Jobs:
A. According to the blog post, how long had it been since the writer's dustbin was last emptied on the normal route?
B. Duplicate the part of the blog post starting with "16 June, 2012" and going on through "mon cher ami!".

Supplied passage:
= = =

16 June, 2012

 

Vicissitudes

Good word, vicissitudes. Redolent of an elegant fin de siècle Paris, I think of it as an undiagnosable but debilitating condition suffered, or more precisely indulged in, by bored ladies of quality.

— Ça va, Hercules?
— Malheureusement, mon cher ami!
— Mais pourquoi?
— C'est ma femme, mon cher Théophile, ma femme. Récemment a-t-elle toujours des vicissitudes.

If you'll pardon my schoolboy French.

What's that got do with anything, you ask impatiently? Nothing really, except that I can't think of a pertinent title for this post.


Anyway, my dustbin was emptied yesterday, as part of the normal route, without even the need for an email of complaint to the council's "works" department. For the first time in two months. Strange experience, as each Friday you watch dozens of dustcarts zooming around the district, each industriously collecting its assigned category of rubbish, passing tantalizing close but never actually calling at your house. It's a bit like being in a Twilight Zone plot where the house has been displaced into an alternate but adjacent universe. Or living in a disputed block of a city where an insoluble long-term conflict has transitioned from actual violence into chronic nitpicking intercommunal bloody-mindedness.

= = =

Information provided:
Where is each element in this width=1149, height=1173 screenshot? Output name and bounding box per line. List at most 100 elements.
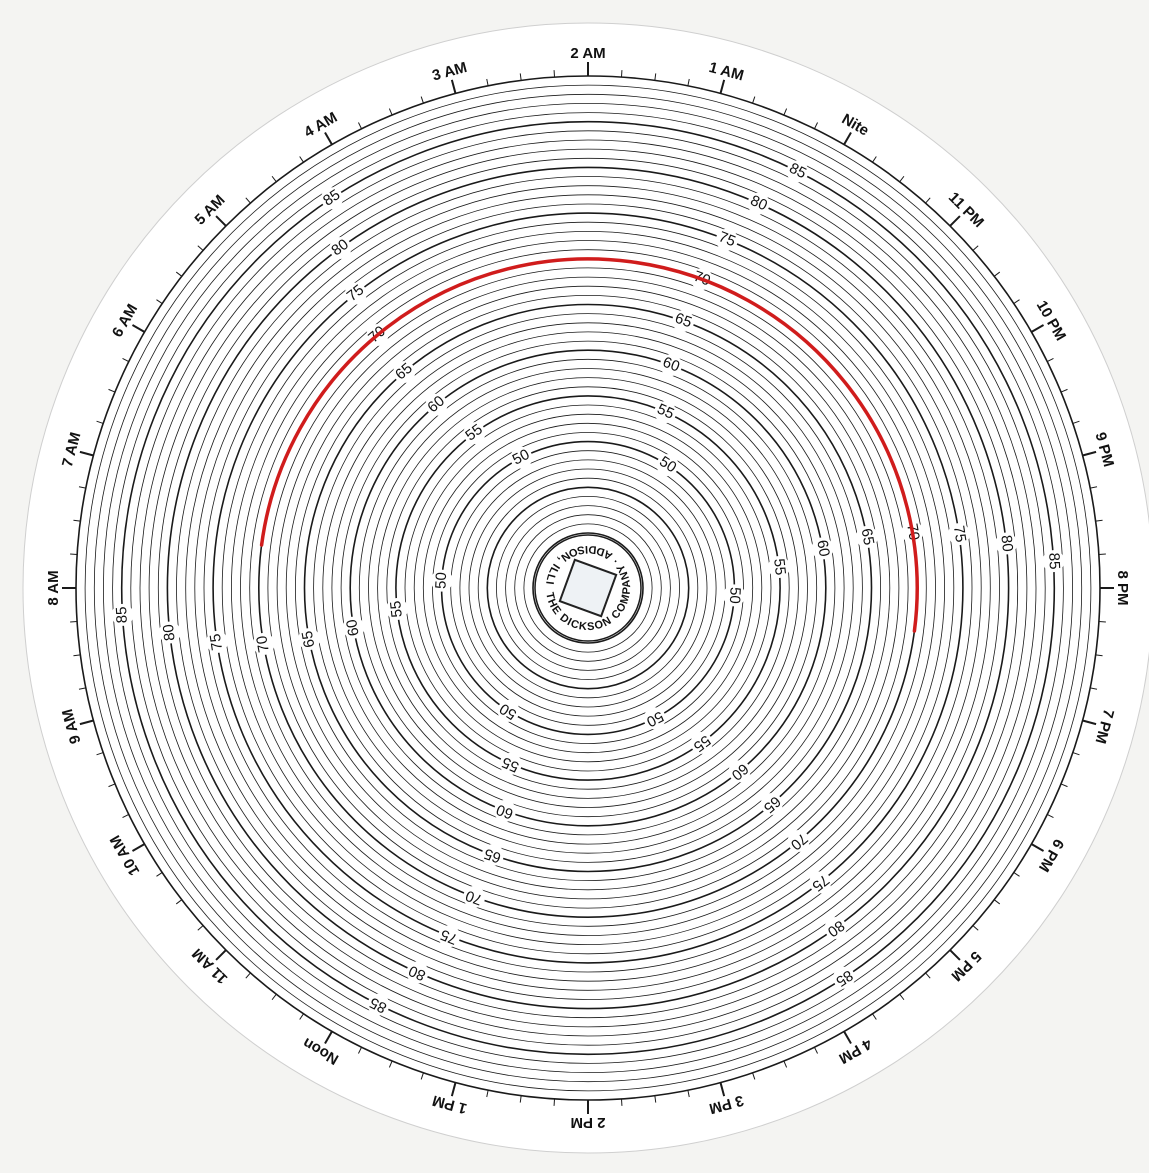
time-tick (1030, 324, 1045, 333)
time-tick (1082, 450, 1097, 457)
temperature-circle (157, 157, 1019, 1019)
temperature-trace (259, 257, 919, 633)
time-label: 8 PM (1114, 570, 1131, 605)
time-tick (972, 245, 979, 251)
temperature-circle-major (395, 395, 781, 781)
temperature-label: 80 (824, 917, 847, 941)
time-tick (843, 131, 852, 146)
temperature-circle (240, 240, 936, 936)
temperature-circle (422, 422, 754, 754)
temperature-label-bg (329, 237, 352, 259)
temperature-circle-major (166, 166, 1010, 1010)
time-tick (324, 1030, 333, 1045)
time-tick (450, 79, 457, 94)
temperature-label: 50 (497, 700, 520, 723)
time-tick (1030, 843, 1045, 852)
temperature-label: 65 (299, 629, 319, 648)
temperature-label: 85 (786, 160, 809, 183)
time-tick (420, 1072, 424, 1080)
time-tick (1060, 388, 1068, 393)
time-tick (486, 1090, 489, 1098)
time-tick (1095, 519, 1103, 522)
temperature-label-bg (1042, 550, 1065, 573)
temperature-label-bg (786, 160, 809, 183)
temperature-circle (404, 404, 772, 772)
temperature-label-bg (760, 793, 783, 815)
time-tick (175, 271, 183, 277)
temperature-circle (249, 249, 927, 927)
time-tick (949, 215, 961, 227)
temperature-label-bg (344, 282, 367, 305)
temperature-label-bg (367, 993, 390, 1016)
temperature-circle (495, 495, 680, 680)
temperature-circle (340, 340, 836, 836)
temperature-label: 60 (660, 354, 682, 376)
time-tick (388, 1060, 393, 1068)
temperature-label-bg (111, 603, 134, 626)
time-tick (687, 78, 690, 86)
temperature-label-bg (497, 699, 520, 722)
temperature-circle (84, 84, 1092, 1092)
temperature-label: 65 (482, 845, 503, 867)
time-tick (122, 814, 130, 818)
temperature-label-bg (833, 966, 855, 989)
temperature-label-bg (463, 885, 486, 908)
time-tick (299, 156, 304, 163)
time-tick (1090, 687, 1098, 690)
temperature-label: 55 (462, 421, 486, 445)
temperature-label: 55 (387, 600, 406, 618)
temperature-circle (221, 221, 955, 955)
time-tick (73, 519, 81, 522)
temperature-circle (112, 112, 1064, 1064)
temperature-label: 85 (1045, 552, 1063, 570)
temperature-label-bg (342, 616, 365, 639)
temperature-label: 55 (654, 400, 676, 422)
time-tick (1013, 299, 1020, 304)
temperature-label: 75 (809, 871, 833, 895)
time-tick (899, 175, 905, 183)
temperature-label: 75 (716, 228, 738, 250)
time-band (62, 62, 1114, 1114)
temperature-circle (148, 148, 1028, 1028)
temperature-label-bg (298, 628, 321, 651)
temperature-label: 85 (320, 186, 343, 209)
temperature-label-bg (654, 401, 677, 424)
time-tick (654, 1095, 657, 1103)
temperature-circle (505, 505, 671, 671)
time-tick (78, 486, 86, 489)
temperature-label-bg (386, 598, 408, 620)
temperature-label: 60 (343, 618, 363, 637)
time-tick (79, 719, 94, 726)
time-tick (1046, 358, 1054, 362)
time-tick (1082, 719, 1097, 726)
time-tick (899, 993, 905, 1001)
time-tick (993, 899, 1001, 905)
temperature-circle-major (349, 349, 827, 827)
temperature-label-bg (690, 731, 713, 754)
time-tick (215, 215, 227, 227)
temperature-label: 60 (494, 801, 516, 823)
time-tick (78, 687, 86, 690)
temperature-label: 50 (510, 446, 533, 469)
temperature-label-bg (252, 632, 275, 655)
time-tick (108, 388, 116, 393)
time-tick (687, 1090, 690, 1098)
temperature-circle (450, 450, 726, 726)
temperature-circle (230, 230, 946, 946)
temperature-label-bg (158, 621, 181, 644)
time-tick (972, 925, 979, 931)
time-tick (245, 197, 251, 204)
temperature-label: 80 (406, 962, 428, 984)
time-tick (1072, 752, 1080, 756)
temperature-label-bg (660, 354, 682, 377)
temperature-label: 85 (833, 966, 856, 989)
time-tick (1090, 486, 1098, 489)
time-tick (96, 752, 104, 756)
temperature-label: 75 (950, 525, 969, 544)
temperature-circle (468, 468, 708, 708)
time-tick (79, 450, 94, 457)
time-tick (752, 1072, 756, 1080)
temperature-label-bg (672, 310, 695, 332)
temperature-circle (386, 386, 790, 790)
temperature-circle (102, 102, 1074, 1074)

= = =

The solutions:
A. Two months.

B.
16 June, 2012

 

Vicissitudes

Good word, vicissitudes. Redolent of an elegant fin de siècle Paris, I think of it as an undiagnosable but debilitating condition suffered, or more precisely indulged in, by bored ladies of quality.

— Ça va, Hercules?
— Malheureusement, mon cher ami!